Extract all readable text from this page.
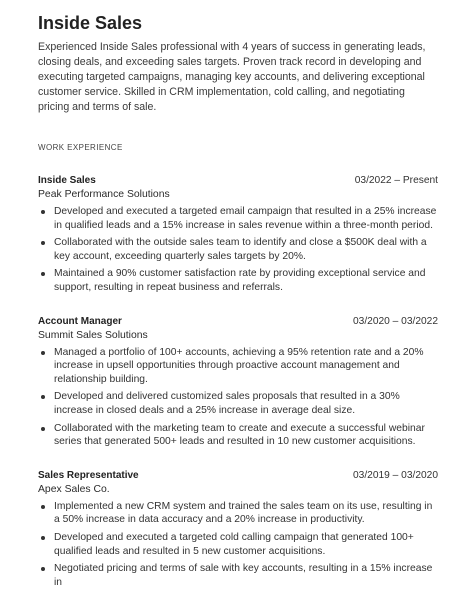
Inside Sales

Experienced Inside Sales professional with 4 years of success in generating leads, closing deals, and exceeding sales targets. Proven track record in developing and executing targeted campaigns, managing key accounts, and delivering exceptional customer service. Skilled in CRM implementation, cold calling, and negotiating pricing and terms of sale.

WORK EXPERIENCE
Inside Sales	03/2022 – Present
Peak Performance Solutions
Developed and executed a targeted email campaign that resulted in a 25% increase in qualified leads and a 15% increase in sales revenue within a three-month period.
Collaborated with the outside sales team to identify and close a $500K deal with a key account, exceeding quarterly sales targets by 20%.
Maintained a 90% customer satisfaction rate by providing exceptional service and support, resulting in repeat business and referrals.
Account Manager	03/2020 – 03/2022
Summit Sales Solutions
Managed a portfolio of 100+ accounts, achieving a 95% retention rate and a 20% increase in upsell opportunities through proactive account management and relationship building.
Developed and delivered customized sales proposals that resulted in a 30% increase in closed deals and a 25% increase in average deal size.
Collaborated with the marketing team to create and execute a successful webinar series that generated 500+ leads and resulted in 10 new customer acquisitions.
Sales Representative	03/2019 – 03/2020
Apex Sales Co.
Implemented a new CRM system and trained the sales team on its use, resulting in a 50% increase in data accuracy and a 20% increase in productivity.
Developed and executed a targeted cold calling campaign that generated 100+ qualified leads and resulted in 5 new customer acquisitions.
Negotiated pricing and terms of sale with key accounts, resulting in a 15% increase in
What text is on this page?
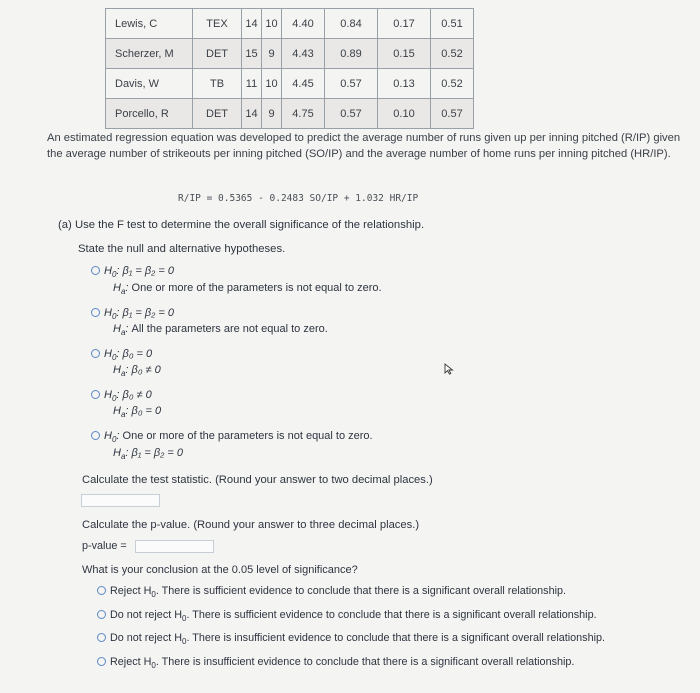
Lewis, C	TEX	14	10	4.40	0.84	0.17	0.51
Scherzer, M	DET	15	9	4.43	0.89	0.15	0.52
Davis, W	TB	11	10	4.45	0.57	0.13	0.52
Porcello, R	DET	14	9	4.75	0.57	0.10	0.57
An estimated regression equation was developed to predict the average number of runs given up per inning pitched (R/IP) given the average number of strikeouts per inning pitched (SO/IP) and the average number of home runs per inning pitched (HR/IP).
R/IP = 0.5365 - 0.2483 SO/IP + 1.032 HR/IP
(a) Use the F test to determine the overall significance of the relationship.
State the null and alternative hypotheses.
$H_0$: β₁ = β₂ = 0
$H_a$: One or more of the parameters is not equal to zero.
$H_0$: β₁ = β₂ = 0
$H_a$: All the parameters are not equal to zero.
$H_0$: β₀ = 0
$H_a$: β₀ ≠ 0
$H_0$: β₀ ≠ 0
$H_a$: β₀ = 0
$H_0$: One or more of the parameters is not equal to zero.
$H_a$: β₁ = β₂ = 0
Calculate the test statistic. (Round your answer to two decimal places.)
Calculate the p-value. (Round your answer to three decimal places.)
p-value =
What is your conclusion at the 0.05 level of significance?
Reject $H_0$. There is sufficient evidence to conclude that there is a significant overall relationship.
Do not reject $H_0$. There is sufficient evidence to conclude that there is a significant overall relationship.
Do not reject $H_0$. There is insufficient evidence to conclude that there is a significant overall relationship.
Reject $H_0$. There is insufficient evidence to conclude that there is a significant overall relationship.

────────────────

# [Task brief]
Retype every entry verbatim and exclude the pictures from the copy.

# [Solution]
Extract all readable text from this page.
Inside Sales

Experienced Inside Sales professional with 4 years of success in generating leads, closing deals, and exceeding sales targets. Proven track record in developing and executing targeted campaigns, managing key accounts, and delivering exceptional customer service. Skilled in CRM implementation, cold calling, and negotiating pricing and terms of sale.

WORK EXPERIENCE
Inside Sales	03/2022 – Present
Peak Performance Solutions
Developed and executed a targeted email campaign that resulted in a 25% increase in qualified leads and a 15% increase in sales revenue within a three-month period.
Collaborated with the outside sales team to identify and close a $500K deal with a key account, exceeding quarterly sales targets by 20%.
Maintained a 90% customer satisfaction rate by providing exceptional service and support, resulting in repeat business and referrals.
Account Manager	03/2020 – 03/2022
Summit Sales Solutions
Managed a portfolio of 100+ accounts, achieving a 95% retention rate and a 20% increase in upsell opportunities through proactive account management and relationship building.
Developed and delivered customized sales proposals that resulted in a 30% increase in closed deals and a 25% increase in average deal size.
Collaborated with the marketing team to create and execute a successful webinar series that generated 500+ leads and resulted in 10 new customer acquisitions.
Sales Representative	03/2019 – 03/2020
Apex Sales Co.
Implemented a new CRM system and trained the sales team on its use, resulting in a 50% increase in data accuracy and a 20% increase in productivity.
Developed and executed a targeted cold calling campaign that generated 100+ qualified leads and resulted in 5 new customer acquisitions.
Negotiated pricing and terms of sale with key accounts, resulting in a 15% increase in
What text is on this page?
Lewis, C	TEX	14	10	4.40	0.84	0.17	0.51
Scherzer, M	DET	15	9	4.43	0.89	0.15	0.52
Davis, W	TB	11	10	4.45	0.57	0.13	0.52
Porcello, R	DET	14	9	4.75	0.57	0.10	0.57
An estimated regression equation was developed to predict the average number of runs given up per inning pitched (R/IP) given the average number of strikeouts per inning pitched (SO/IP) and the average number of home runs per inning pitched (HR/IP).
R/IP = 0.5365 - 0.2483 SO/IP + 1.032 HR/IP
(a) Use the F test to determine the overall significance of the relationship.
State the null and alternative hypotheses.
$H_0$: β₁ = β₂ = 0
$H_a$: One or more of the parameters is not equal to zero.
$H_0$: β₁ = β₂ = 0
$H_a$: All the parameters are not equal to zero.
$H_0$: β₀ = 0
$H_a$: β₀ ≠ 0
$H_0$: β₀ ≠ 0
$H_a$: β₀ = 0
$H_0$: One or more of the parameters is not equal to zero.
$H_a$: β₁ = β₂ = 0
Calculate the test statistic. (Round your answer to two decimal places.)
Calculate the p-value. (Round your answer to three decimal places.)
p-value =
What is your conclusion at the 0.05 level of significance?
Reject $H_0$. There is sufficient evidence to conclude that there is a significant overall relationship.
Do not reject $H_0$. There is sufficient evidence to conclude that there is a significant overall relationship.
Do not reject $H_0$. There is insufficient evidence to conclude that there is a significant overall relationship.
Reject $H_0$. There is insufficient evidence to conclude that there is a significant overall relationship.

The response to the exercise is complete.